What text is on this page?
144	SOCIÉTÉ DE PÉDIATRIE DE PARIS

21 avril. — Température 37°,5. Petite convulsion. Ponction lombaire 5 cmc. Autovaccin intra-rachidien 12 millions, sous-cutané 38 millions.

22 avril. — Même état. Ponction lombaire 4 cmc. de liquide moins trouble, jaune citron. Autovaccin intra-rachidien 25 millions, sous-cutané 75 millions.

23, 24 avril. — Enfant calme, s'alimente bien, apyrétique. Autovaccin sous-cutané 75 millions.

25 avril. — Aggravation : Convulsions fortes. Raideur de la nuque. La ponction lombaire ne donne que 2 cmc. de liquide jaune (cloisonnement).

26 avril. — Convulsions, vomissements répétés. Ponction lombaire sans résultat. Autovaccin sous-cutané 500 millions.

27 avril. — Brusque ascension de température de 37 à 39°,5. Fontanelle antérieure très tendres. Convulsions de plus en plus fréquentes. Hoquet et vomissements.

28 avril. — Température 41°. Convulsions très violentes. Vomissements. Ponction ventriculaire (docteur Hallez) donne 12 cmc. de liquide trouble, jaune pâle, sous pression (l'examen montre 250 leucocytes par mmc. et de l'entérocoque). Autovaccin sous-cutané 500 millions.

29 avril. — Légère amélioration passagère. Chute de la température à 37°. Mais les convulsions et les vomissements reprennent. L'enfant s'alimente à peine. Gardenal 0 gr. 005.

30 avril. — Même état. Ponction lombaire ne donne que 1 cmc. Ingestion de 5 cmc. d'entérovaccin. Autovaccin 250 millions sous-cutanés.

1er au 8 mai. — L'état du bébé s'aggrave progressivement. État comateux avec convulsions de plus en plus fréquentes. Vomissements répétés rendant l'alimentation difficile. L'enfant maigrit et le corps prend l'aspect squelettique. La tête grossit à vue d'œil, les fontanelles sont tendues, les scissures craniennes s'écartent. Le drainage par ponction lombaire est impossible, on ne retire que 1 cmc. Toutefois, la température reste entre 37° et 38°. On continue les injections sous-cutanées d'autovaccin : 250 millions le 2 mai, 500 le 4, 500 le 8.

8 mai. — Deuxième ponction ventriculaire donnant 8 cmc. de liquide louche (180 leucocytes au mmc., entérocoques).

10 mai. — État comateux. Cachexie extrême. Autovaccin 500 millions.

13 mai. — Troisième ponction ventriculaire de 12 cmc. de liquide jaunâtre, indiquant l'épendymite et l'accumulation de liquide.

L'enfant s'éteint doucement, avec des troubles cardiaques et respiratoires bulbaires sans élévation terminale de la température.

━━━━━━━━━━

Print all of the data exactly as it was given.

What text is on this page?
144	SOCIÉTÉ DE PÉDIATRIE DE PARIS

21 avril. — Température 37°,5. Petite convulsion. Ponction lombaire 5 cmc. Autovaccin intra-rachidien 12 millions, sous-cutané 38 millions.

22 avril. — Même état. Ponction lombaire 4 cmc. de liquide moins trouble, jaune citron. Autovaccin intra-rachidien 25 millions, sous-cutané 75 millions.

23, 24 avril. — Enfant calme, s'alimente bien, apyrétique. Autovaccin sous-cutané 75 millions.

25 avril. — Aggravation : Convulsions fortes. Raideur de la nuque. La ponction lombaire ne donne que 2 cmc. de liquide jaune (cloisonnement).

26 avril. — Convulsions, vomissements répétés. Ponction lombaire sans résultat. Autovaccin sous-cutané 500 millions.

27 avril. — Brusque ascension de température de 37 à 39°,5. Fontanelle antérieure très tendres. Convulsions de plus en plus fréquentes. Hoquet et vomissements.

28 avril. — Température 41°. Convulsions très violentes. Vomissements. Ponction ventriculaire (docteur Hallez) donne 12 cmc. de liquide trouble, jaune pâle, sous pression (l'examen montre 250 leucocytes par mmc. et de l'entérocoque). Autovaccin sous-cutané 500 millions.

29 avril. — Légère amélioration passagère. Chute de la température à 37°. Mais les convulsions et les vomissements reprennent. L'enfant s'alimente à peine. Gardenal 0 gr. 005.

30 avril. — Même état. Ponction lombaire ne donne que 1 cmc. Ingestion de 5 cmc. d'entérovaccin. Autovaccin 250 millions sous-cutanés.

1er au 8 mai. — L'état du bébé s'aggrave progressivement. État comateux avec convulsions de plus en plus fréquentes. Vomissements répétés rendant l'alimentation difficile. L'enfant maigrit et le corps prend l'aspect squelettique. La tête grossit à vue d'œil, les fontanelles sont tendues, les scissures craniennes s'écartent. Le drainage par ponction lombaire est impossible, on ne retire que 1 cmc. Toutefois, la température reste entre 37° et 38°. On continue les injections sous-cutanées d'autovaccin : 250 millions le 2 mai, 500 le 4, 500 le 8.

8 mai. — Deuxième ponction ventriculaire donnant 8 cmc. de liquide louche (180 leucocytes au mmc., entérocoques).

10 mai. — État comateux. Cachexie extrême. Autovaccin 500 millions.

13 mai. — Troisième ponction ventriculaire de 12 cmc. de liquide jaunâtre, indiquant l'épendymite et l'accumulation de liquide.

L'enfant s'éteint doucement, avec des troubles cardiaques et respiratoires bulbaires sans élévation terminale de la température.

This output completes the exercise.